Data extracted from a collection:
▬▬▬
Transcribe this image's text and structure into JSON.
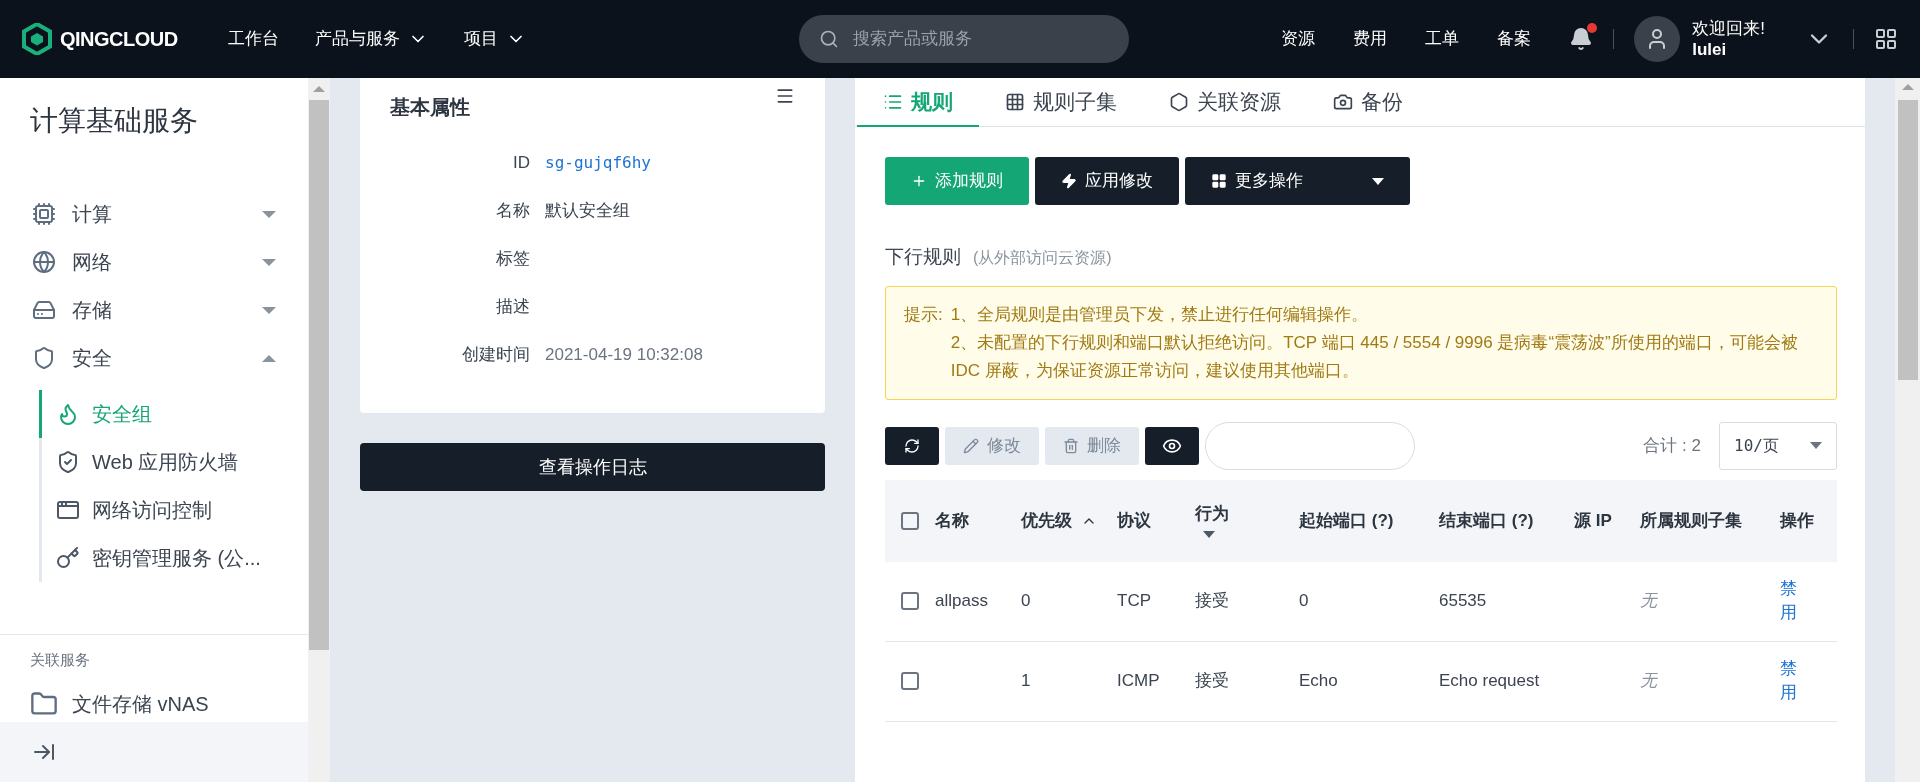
{
  "header": {
    "logo": "QINGCLOUD",
    "nav": [
      {
        "label": "工作台",
        "dropdown": false
      },
      {
        "label": "产品与服务",
        "dropdown": true
      },
      {
        "label": "项目",
        "dropdown": true
      }
    ],
    "search": {
      "placeholder": "搜索产品或服务"
    },
    "links": [
      "资源",
      "费用",
      "工单",
      "备案"
    ],
    "notification": {
      "unread": true
    },
    "user": {
      "greeting": "欢迎回来!",
      "name": "lulei"
    }
  },
  "sidebar": {
    "title": "计算基础服务",
    "items": [
      {
        "label": "计算",
        "expanded": false
      },
      {
        "label": "网络",
        "expanded": false
      },
      {
        "label": "存储",
        "expanded": false
      },
      {
        "label": "安全",
        "expanded": true,
        "children": [
          {
            "label": "安全组",
            "selected": true
          },
          {
            "label": "Web 应用防火墙",
            "selected": false
          },
          {
            "label": "网络访问控制",
            "selected": false
          },
          {
            "label": "密钥管理服务 (公...",
            "selected": false
          }
        ]
      }
    ],
    "related_title": "关联服务",
    "related": [
      {
        "label": "文件存储 vNAS"
      }
    ]
  },
  "properties": {
    "title": "基本属性",
    "rows": [
      {
        "label": "ID",
        "value": "sg-gujqf6hy",
        "kind": "link"
      },
      {
        "label": "名称",
        "value": "默认安全组",
        "kind": "text"
      },
      {
        "label": "标签"
      },
      {
        "label": "描述"
      },
      {
        "label": "创建时间",
        "value": "2021-04-19 10:32:08",
        "kind": "muted"
      }
    ],
    "log_button": "查看操作日志"
  },
  "tabs": [
    {
      "label": "规则",
      "selected": true
    },
    {
      "label": "规则子集",
      "selected": false
    },
    {
      "label": "关联资源",
      "selected": false
    },
    {
      "label": "备份",
      "selected": false
    }
  ],
  "actions": [
    {
      "label": "添加规则",
      "kind": "primary"
    },
    {
      "label": "应用修改",
      "kind": "dark"
    },
    {
      "label": "更多操作",
      "kind": "menu"
    }
  ],
  "section": {
    "title": "下行规则",
    "subtitle": "(从外部访问云资源)"
  },
  "notice": {
    "prefix": "提示:",
    "lines": [
      "1、全局规则是由管理员下发，禁止进行任何编辑操作。",
      "2、未配置的下行规则和端口默认拒绝访问。TCP 端口 445 / 5554 / 9996 是病毒“震荡波”所使用的端口，可能会被 IDC 屏蔽，为保证资源正常访问，建议使用其他端口。"
    ]
  },
  "toolbar": {
    "buttons": [
      {
        "label": "修改",
        "disabled": true
      },
      {
        "label": "删除",
        "disabled": true
      }
    ],
    "total": "合计 : 2",
    "page_size": "10/页"
  },
  "table": {
    "all_checked": false,
    "columns": [
      {
        "label": "名称"
      },
      {
        "label": "优先级",
        "sorted": true
      },
      {
        "label": "协议"
      },
      {
        "label": "行为",
        "filter": true
      },
      {
        "label": "起始端口 (?)"
      },
      {
        "label": "结束端口 (?)"
      },
      {
        "label": "源 IP"
      },
      {
        "label": "所属规则子集"
      },
      {
        "label": "操作"
      }
    ],
    "rows": [
      {
        "checked": false,
        "cells": [
          "allpass",
          "0",
          "TCP",
          "接受",
          "0",
          "65535",
          "",
          "无"
        ],
        "action": "禁用"
      },
      {
        "checked": false,
        "cells": [
          "",
          "1",
          "ICMP",
          "接受",
          "Echo",
          "Echo request",
          "",
          "无"
        ],
        "action": "禁用"
      }
    ]
  }
}
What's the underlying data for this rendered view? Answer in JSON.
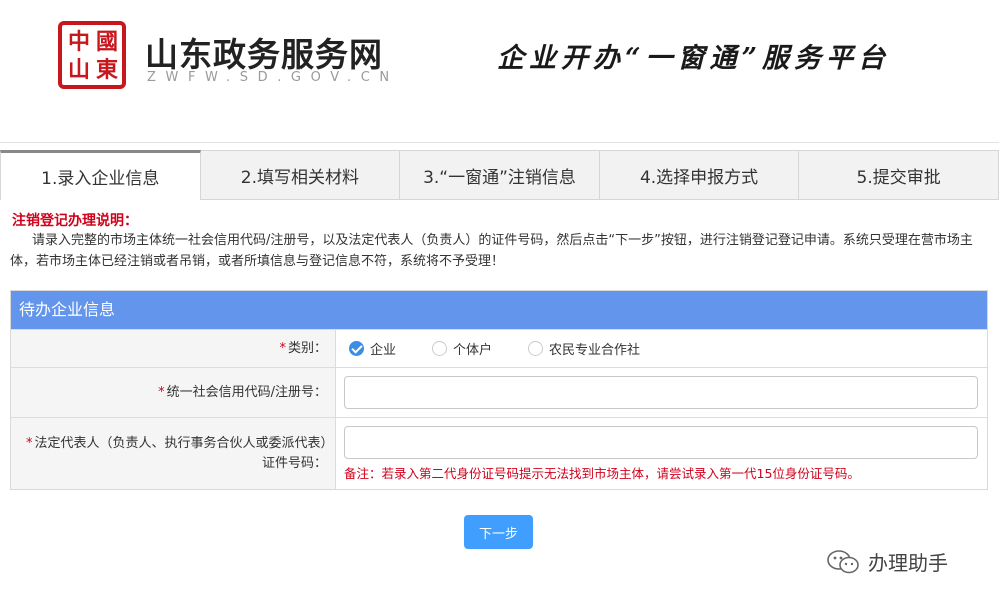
▬▬▬
Instructions to follow:
In the listing above, locate each line with "kind" and copy it.

Result of the task:
        "kind": "link"
        "kind": "text"
        "kind": "muted"
      "kind": "primary"
      "kind": "dark"
      "kind": "menu"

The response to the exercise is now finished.